Required work: Show all lines holding "Epstein".

Excerpted data:
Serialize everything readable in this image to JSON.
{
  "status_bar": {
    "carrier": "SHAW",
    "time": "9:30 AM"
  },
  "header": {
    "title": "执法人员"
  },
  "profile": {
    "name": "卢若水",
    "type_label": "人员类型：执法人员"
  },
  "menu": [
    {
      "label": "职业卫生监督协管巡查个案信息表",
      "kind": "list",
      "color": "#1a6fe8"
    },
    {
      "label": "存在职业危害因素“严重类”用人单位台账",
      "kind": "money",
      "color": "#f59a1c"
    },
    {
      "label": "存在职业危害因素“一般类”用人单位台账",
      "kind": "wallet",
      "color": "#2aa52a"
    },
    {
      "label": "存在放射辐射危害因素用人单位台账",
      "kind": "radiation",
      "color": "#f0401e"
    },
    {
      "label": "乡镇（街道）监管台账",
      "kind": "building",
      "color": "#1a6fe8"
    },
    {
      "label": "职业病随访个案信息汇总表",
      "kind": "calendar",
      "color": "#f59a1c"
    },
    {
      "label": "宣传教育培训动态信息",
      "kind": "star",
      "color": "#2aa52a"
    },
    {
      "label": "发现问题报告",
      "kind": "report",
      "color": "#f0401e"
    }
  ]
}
* * *
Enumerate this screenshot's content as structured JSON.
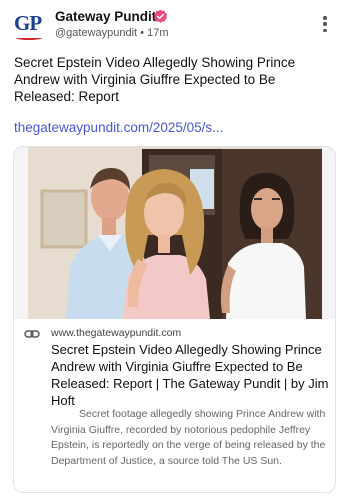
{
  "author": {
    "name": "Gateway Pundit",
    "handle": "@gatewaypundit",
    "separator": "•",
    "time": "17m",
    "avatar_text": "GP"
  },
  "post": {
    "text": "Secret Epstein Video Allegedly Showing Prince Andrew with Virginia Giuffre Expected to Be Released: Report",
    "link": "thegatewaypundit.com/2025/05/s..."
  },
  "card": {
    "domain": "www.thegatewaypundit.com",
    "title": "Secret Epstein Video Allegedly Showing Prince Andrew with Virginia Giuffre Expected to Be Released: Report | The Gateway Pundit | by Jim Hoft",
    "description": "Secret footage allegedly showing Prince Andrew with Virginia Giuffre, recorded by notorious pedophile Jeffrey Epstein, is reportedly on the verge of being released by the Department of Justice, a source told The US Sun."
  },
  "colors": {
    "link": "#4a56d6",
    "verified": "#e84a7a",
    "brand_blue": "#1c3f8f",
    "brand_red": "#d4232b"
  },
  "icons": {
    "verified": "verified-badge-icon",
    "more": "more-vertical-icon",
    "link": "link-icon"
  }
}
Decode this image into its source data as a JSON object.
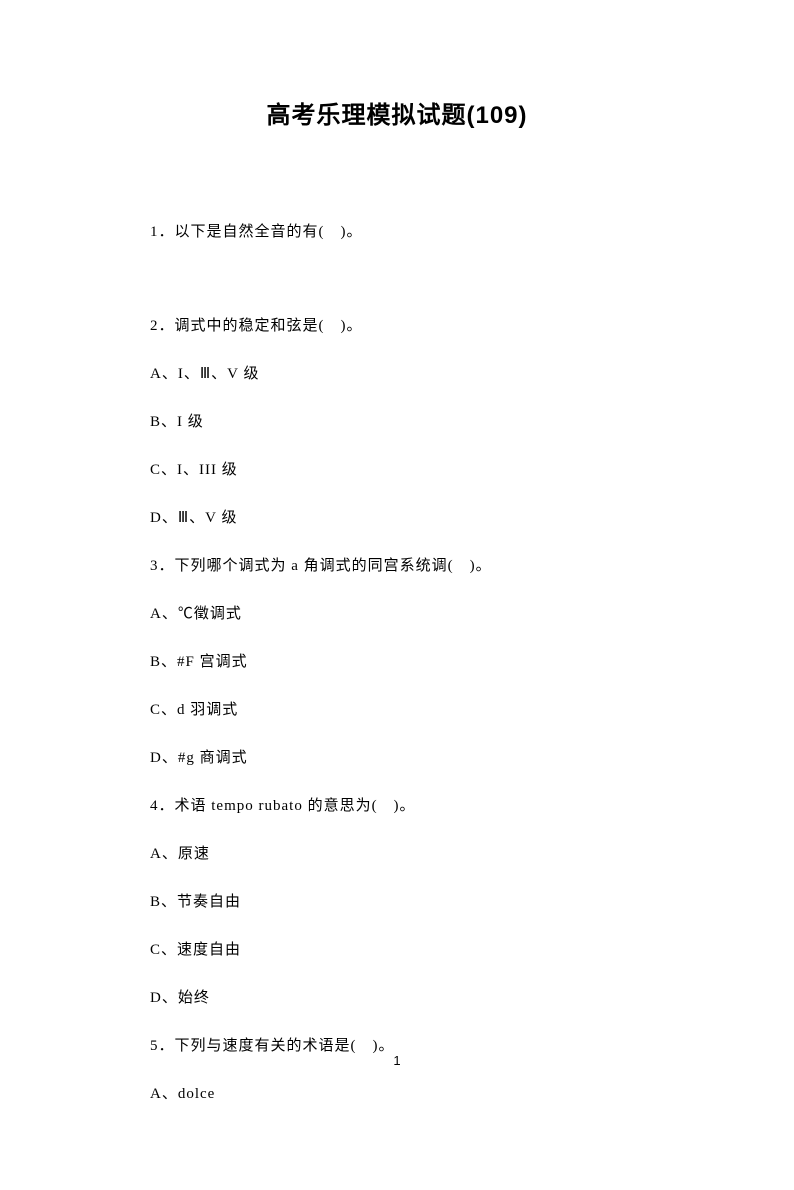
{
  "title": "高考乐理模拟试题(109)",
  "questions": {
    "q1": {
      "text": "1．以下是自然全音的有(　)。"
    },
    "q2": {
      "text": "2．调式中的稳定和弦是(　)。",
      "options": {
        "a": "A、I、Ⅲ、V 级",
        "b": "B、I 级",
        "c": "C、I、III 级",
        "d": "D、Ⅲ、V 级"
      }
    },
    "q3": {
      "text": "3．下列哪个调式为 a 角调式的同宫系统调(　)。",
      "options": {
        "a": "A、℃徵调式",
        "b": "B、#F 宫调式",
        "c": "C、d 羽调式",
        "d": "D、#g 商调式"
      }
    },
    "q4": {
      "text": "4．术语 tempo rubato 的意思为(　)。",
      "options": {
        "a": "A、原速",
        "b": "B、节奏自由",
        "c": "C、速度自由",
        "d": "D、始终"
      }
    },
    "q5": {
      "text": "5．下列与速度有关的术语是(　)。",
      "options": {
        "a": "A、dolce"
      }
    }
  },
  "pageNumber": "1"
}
==
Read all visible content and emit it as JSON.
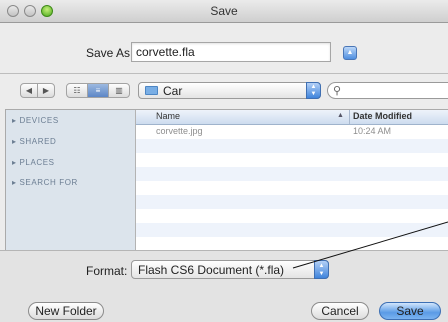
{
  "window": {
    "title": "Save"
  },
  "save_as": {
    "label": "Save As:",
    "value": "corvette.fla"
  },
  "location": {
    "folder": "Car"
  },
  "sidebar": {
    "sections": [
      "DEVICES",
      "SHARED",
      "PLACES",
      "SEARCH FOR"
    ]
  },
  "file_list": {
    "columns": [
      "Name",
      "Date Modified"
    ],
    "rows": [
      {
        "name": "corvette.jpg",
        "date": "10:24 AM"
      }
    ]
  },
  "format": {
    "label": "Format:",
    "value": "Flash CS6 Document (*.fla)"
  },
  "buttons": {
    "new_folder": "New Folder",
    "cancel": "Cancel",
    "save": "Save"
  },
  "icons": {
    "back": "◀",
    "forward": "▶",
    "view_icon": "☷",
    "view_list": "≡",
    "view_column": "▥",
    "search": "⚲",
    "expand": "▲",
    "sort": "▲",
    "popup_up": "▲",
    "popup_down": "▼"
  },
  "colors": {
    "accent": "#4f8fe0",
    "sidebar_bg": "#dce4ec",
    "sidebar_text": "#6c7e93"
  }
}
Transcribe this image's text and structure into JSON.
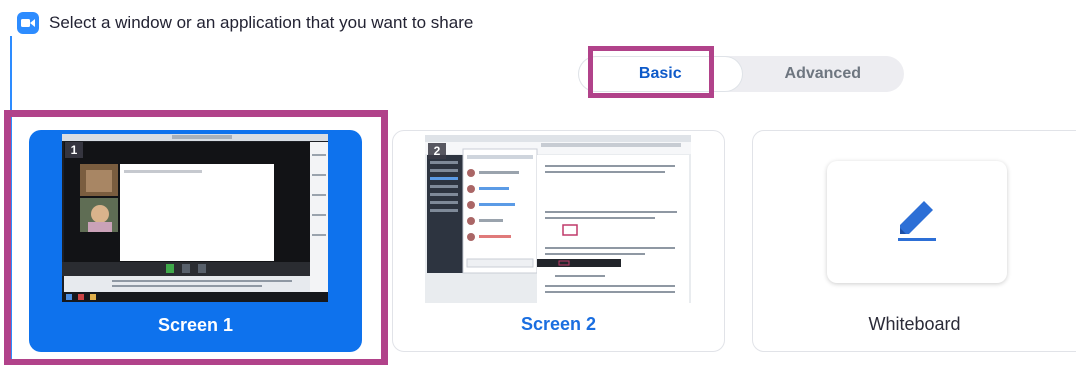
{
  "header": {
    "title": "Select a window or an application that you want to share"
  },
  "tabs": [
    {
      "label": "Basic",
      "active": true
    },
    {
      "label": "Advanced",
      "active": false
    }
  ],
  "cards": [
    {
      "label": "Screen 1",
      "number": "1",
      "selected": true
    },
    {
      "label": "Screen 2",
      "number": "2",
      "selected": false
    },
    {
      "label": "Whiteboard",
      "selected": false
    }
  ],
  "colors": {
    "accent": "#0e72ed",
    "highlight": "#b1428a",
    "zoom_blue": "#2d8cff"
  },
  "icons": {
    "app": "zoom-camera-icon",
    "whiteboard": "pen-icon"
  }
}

Response below:
    "text": "Secret Epstein Video Allegedly Showing Prince Andrew with Virginia Giuffre Expected to Be Released: Report",
    "title": "Secret Epstein Video Allegedly Showing Prince Andrew with Virginia Giuffre Expected to Be Released: Report | The Gateway Pundit | by Jim Hoft",
    "description": "Secret footage allegedly showing Prince Andrew with Virginia Giuffre, recorded by notorious pedophile Jeffrey Epstein, is reportedly on the verge of being released by the Department of Justice, a source told The US Sun."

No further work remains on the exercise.